# [Direction]
Pull out every line of the listing below where "South" appears.

# [Available records]
§

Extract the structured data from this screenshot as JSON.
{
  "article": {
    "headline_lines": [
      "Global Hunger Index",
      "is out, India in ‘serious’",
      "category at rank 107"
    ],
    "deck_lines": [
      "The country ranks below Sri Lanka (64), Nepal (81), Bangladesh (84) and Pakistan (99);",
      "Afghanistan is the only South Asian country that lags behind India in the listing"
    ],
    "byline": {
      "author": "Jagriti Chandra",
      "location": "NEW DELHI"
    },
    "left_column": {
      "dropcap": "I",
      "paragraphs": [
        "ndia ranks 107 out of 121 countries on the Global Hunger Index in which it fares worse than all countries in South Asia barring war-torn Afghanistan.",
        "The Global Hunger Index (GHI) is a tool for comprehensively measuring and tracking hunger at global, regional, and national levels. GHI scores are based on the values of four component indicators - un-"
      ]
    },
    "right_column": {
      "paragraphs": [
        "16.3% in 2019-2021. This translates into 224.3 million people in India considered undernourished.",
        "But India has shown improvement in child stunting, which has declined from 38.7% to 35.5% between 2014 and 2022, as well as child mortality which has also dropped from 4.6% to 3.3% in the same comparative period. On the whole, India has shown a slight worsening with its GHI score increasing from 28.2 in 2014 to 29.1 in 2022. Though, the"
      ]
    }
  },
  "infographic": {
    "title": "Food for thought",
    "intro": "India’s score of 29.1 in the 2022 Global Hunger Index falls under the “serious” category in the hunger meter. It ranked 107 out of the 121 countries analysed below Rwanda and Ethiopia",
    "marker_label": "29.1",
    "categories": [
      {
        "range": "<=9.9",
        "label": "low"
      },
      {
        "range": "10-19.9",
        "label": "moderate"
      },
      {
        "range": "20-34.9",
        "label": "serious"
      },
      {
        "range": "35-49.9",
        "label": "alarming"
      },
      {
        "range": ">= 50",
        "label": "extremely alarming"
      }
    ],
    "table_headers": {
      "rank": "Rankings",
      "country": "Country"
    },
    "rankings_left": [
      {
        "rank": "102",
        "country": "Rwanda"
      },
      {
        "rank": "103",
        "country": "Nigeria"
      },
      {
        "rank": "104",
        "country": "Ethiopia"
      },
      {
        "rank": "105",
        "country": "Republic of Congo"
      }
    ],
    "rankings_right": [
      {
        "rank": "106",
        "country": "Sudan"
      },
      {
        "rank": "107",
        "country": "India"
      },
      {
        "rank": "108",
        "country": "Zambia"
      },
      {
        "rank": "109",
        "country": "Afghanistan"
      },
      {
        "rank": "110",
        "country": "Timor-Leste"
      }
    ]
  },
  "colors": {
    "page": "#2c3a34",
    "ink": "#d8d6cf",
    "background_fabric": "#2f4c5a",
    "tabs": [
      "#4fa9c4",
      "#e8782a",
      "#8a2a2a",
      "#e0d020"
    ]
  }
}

§

# [Task output]
      "Afghanistan is the only South Asian country that lags behind India in the listing"
        "ndia ranks 107 out of 121 countries on the Global Hunger Index in which it fares worse than all countries in South Asia barring war-torn Afghanistan.",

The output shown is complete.